── Input for this task ──

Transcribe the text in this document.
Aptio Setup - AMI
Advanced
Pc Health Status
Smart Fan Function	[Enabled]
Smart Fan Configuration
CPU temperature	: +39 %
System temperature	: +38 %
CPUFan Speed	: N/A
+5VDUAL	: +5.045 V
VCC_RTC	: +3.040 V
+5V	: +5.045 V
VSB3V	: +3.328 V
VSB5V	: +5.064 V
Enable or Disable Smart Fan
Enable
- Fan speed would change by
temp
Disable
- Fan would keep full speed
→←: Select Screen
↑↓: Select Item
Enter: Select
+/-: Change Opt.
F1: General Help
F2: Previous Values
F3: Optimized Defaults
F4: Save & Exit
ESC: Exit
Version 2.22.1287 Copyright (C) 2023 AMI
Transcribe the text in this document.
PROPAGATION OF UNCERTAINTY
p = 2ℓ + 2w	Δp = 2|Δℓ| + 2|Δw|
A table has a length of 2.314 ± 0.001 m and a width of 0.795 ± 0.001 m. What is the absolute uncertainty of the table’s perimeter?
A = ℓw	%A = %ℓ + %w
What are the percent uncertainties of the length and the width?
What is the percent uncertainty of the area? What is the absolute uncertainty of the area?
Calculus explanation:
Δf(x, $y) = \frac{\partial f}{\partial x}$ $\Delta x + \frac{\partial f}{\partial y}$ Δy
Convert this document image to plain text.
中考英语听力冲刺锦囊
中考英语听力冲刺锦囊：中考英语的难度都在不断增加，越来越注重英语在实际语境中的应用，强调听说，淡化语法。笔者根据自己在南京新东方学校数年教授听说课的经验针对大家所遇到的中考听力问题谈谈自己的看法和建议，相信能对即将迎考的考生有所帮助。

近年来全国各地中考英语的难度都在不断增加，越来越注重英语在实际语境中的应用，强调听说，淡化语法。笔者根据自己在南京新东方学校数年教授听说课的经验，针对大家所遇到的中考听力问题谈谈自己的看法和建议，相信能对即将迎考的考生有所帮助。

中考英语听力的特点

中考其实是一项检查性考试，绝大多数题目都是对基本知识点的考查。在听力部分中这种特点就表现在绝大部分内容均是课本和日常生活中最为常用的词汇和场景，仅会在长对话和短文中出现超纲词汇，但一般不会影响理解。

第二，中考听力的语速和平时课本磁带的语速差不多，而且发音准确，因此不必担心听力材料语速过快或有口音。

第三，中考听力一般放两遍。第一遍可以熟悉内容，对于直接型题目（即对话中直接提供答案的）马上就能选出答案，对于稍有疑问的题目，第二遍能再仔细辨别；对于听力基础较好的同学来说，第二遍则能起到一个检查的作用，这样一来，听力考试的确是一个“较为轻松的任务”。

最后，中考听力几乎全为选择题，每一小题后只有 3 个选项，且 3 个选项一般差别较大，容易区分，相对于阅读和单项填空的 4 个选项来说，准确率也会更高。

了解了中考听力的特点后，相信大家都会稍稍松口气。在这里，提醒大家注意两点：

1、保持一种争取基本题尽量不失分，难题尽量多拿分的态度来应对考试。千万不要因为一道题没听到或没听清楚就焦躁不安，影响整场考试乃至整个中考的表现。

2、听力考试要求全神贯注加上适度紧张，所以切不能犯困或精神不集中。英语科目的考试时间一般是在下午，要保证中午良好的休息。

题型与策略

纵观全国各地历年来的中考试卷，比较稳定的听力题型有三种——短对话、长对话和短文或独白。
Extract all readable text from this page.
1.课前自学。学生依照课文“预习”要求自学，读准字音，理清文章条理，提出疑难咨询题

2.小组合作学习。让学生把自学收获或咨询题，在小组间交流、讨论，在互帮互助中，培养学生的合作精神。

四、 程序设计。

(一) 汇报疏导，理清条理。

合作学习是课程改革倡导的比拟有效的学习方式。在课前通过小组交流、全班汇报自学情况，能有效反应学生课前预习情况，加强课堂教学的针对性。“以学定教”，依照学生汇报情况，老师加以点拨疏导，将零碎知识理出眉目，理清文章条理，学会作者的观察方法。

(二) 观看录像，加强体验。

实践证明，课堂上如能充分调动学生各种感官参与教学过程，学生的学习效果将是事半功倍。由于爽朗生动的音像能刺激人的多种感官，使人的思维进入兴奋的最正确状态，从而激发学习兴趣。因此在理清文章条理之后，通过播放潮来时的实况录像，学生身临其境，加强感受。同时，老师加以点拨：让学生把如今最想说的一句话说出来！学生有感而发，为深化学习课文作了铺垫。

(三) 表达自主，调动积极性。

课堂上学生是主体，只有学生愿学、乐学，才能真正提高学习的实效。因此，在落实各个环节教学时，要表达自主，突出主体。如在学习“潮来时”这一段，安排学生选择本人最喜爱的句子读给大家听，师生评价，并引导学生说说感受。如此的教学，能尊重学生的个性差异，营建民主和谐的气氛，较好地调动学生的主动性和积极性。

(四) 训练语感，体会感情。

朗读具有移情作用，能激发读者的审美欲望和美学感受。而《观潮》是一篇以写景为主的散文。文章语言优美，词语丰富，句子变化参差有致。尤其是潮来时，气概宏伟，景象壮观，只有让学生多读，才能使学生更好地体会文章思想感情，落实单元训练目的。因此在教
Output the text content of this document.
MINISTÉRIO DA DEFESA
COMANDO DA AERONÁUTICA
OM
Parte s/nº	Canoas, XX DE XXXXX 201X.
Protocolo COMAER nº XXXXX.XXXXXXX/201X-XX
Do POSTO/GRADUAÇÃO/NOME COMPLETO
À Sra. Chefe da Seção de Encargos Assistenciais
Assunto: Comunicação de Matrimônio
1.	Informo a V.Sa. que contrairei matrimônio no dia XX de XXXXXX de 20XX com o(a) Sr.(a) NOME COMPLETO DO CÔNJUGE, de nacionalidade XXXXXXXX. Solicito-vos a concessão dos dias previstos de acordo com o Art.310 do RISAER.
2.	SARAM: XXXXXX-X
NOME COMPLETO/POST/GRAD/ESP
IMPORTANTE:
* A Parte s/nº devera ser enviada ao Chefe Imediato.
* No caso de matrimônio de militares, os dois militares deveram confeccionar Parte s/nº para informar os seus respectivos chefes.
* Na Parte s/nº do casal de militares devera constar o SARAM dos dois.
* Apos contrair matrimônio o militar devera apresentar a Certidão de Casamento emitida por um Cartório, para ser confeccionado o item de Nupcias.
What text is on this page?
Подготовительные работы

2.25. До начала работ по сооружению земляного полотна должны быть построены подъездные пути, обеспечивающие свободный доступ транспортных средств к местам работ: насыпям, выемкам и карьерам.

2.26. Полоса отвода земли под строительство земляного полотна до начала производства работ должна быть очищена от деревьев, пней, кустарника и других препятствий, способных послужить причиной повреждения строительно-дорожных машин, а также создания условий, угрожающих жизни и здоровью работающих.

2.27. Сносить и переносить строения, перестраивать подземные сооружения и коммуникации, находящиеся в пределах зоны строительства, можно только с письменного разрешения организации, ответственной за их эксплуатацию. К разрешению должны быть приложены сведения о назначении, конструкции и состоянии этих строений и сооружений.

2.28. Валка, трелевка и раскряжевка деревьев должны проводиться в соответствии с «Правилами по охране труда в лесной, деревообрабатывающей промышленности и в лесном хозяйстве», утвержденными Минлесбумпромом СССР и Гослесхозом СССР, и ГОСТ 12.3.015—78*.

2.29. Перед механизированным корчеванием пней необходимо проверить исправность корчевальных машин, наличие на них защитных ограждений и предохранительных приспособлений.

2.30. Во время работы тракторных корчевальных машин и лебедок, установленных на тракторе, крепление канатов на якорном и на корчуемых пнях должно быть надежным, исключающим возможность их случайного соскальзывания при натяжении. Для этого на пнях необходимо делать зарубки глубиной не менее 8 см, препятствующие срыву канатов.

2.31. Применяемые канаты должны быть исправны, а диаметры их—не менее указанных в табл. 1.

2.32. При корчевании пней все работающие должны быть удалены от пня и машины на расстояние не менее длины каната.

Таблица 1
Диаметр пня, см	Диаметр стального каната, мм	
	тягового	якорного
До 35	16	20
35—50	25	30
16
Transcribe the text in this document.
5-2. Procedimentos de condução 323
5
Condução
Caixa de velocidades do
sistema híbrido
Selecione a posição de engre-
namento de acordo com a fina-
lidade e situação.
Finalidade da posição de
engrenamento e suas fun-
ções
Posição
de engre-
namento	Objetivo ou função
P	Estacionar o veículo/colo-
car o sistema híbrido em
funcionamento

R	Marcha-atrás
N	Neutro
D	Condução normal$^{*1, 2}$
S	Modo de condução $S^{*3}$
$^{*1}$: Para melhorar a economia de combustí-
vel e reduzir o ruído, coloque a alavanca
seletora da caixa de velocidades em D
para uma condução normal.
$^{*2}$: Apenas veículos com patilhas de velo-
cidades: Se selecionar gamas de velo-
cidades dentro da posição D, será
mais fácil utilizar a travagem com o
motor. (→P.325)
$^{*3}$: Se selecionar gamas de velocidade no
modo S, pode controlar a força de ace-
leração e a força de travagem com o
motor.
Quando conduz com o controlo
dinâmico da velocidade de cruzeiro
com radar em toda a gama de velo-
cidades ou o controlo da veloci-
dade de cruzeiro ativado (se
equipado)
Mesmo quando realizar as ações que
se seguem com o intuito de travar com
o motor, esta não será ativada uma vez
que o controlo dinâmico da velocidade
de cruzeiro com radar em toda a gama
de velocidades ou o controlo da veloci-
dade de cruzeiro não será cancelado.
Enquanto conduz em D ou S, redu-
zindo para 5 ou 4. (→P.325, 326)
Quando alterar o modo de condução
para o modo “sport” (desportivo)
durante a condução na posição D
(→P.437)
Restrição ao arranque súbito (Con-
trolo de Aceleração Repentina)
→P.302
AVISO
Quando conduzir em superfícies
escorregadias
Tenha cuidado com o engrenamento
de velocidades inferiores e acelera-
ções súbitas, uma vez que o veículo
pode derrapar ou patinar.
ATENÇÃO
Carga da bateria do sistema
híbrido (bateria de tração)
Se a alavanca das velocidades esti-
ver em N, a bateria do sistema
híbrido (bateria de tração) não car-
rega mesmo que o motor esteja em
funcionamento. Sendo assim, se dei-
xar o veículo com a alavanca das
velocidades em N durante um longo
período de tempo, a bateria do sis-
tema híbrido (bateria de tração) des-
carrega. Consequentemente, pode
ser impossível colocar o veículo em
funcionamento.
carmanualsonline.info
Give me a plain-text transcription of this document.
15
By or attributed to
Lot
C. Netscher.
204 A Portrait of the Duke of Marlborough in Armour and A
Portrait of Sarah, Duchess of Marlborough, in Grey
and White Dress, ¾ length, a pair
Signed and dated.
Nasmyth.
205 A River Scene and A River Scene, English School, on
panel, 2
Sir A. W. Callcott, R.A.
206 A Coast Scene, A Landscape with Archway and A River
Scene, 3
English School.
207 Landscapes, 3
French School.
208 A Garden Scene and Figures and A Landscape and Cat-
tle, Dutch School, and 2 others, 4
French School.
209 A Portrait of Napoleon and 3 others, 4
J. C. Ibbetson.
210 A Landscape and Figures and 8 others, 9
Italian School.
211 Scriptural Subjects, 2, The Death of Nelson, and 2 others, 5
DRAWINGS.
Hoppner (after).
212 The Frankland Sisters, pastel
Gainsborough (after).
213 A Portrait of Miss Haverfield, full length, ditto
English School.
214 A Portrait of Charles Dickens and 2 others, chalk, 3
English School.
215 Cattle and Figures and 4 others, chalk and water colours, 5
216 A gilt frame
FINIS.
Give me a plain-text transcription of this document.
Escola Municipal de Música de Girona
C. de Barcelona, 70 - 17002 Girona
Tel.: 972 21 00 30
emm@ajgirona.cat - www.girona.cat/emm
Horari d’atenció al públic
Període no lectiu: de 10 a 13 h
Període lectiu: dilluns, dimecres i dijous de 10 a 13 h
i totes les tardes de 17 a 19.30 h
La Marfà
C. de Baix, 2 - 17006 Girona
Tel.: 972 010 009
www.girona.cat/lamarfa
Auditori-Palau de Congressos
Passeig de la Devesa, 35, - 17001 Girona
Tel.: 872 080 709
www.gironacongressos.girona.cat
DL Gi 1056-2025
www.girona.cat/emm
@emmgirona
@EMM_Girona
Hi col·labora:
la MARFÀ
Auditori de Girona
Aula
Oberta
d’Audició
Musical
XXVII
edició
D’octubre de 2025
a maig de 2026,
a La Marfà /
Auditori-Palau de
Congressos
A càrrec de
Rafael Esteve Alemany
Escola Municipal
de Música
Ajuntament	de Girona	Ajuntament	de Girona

───

» **Task to carry out**
Pull every line holding "toda" out of the records.

» **Task response**
com radar em toda a gama de velo-
de cruzeiro com radar em toda a gama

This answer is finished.